- EXERCISE DESCRIPTION: Rewrite the passage of the Oyster Creek text from "After years of" up to and including "stroke of a pen.", putting "closed-cycle cooling systems" wherever "cooling towers" appears.

- SOURCE DOCUMENT:
+++++
Trenton — New Jersey Governor Chris Christie broke one of his major environmental campaign pledges last week by dropping a requirement that the 41-year old Oyster Creek nuclear reactor install cooling towers to reduce thermal pollution of Barnegat Bay. As a result, the plant will continue to kill millions of fish, shellfish and marine life for the rest of the decade, according to Public Employees for Environmental Responsibility (PEER).
Last week, Gov. Christie announced an Administrative Consent Order that absolved Oyster Creek of the requirement to install cooling towers in return for a commitment to cease operating in 2019. This action reversed a permit requirement imposed by the New Jersey Department of Environmental Protection (DEP) in January of this year. It also broke a pledge candidate Christie made in his 2009 campaign to win a key endorsement from the state’s largest environmental organization.
After years of strenuous and convoluted legal efforts, on January 7, 2010, DEP announced a draft permit requiring Oyster Creek to install cooling towers as “best available technology (BAT) for minimizing adverse environmental impact“ as required under the Clean Water Act, based upon its “best professional judgment” following a detailed cost-benefit analysis. Last week, Gov. Christie upended these detailed technical findings with the stroke of a pen.
+++++
- INFORMATION SHOWN:
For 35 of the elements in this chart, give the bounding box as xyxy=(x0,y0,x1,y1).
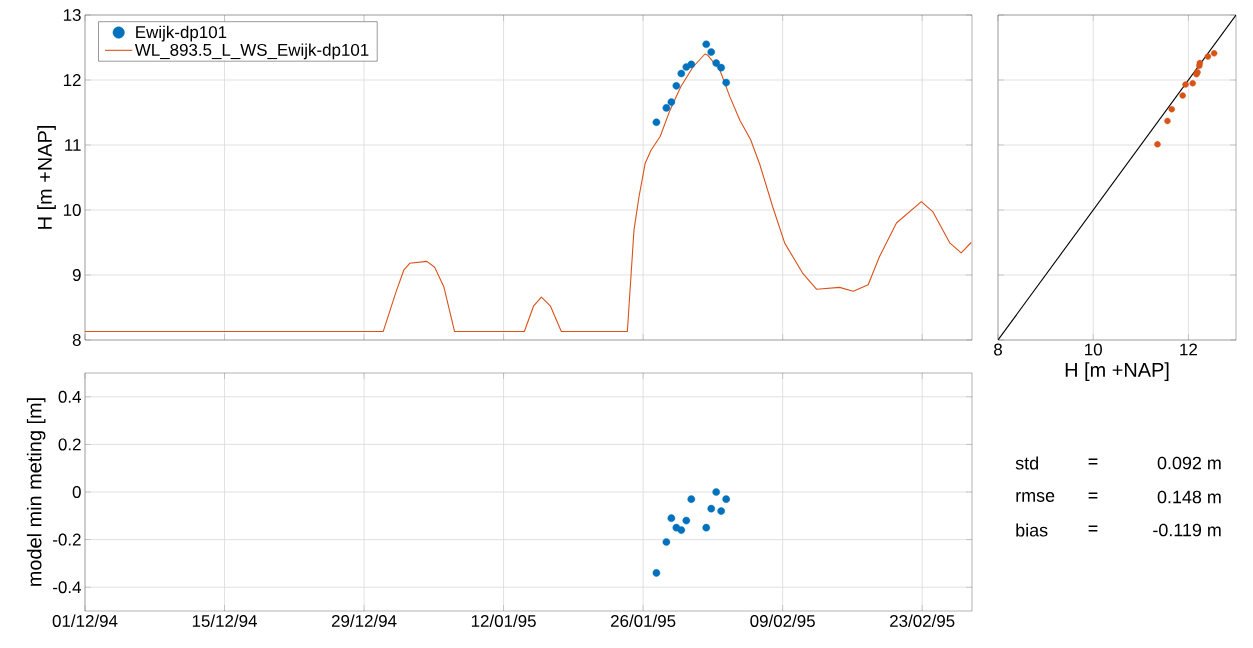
+++++
- SOLUTION BELOW:
After years of strenuous and convoluted legal efforts, on January 7, 2010, DEP announced a draft permit requiring Oyster Creek to install closed-cycle cooling systems as “best available technology (BAT) for minimizing adverse environmental impact“ as required under the Clean Water Act, based upon its “best professional judgment” following a detailed cost-benefit analysis. Last week, Gov. Christie upended these detailed technical findings with the stroke of a pen.